[Extracted data entries]
▼▼▼
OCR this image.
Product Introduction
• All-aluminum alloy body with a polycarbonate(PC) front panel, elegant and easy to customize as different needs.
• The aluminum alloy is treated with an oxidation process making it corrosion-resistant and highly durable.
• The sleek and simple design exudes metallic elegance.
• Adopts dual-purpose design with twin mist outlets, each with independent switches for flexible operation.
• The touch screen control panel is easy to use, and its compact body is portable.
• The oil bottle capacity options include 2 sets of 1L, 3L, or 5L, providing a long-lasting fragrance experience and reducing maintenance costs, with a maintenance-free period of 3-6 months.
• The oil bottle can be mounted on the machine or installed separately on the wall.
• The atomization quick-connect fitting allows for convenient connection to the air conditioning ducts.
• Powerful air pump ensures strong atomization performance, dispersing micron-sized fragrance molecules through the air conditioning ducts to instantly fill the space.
▲▲▲
▼▼▼
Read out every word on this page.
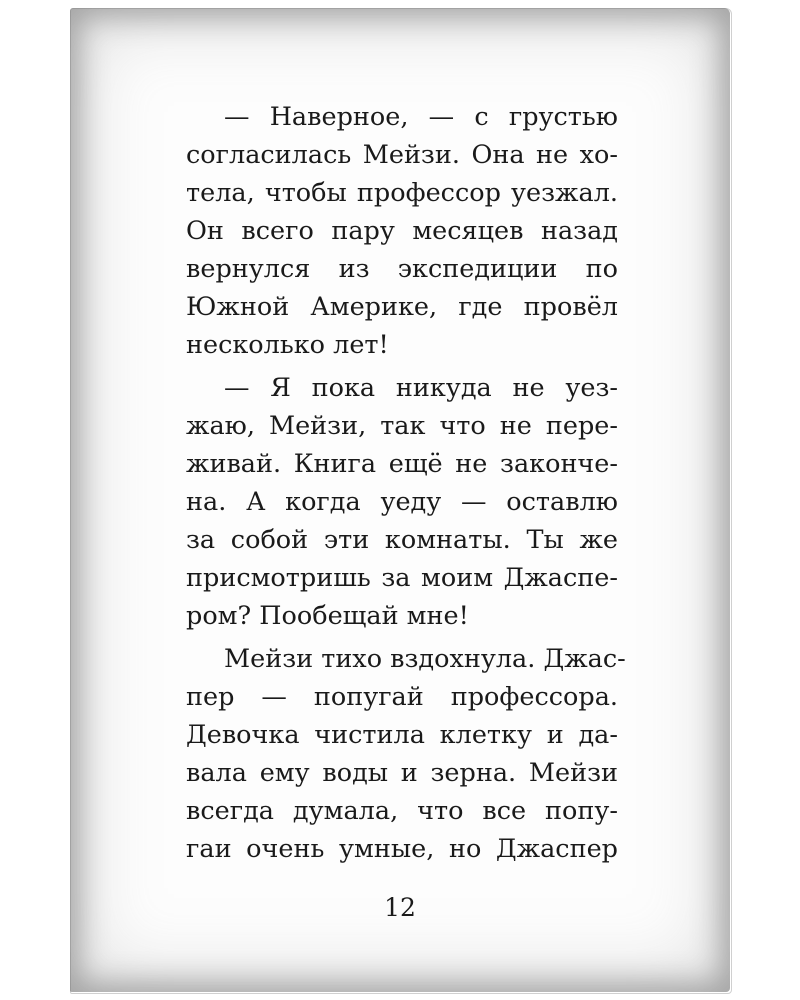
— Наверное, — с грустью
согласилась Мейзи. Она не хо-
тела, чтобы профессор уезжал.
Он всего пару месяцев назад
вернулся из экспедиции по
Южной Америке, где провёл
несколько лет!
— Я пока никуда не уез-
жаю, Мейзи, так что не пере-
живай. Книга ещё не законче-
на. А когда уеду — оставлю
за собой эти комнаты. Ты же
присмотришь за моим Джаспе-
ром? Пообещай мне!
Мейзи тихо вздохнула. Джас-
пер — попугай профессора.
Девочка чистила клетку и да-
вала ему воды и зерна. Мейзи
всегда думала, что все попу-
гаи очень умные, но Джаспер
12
▲▲▲
**YOUR GOAL:** Count the lines above in which the word "conditioning" appears, then state only that count.

**WRITTEN RESPONSE:** 2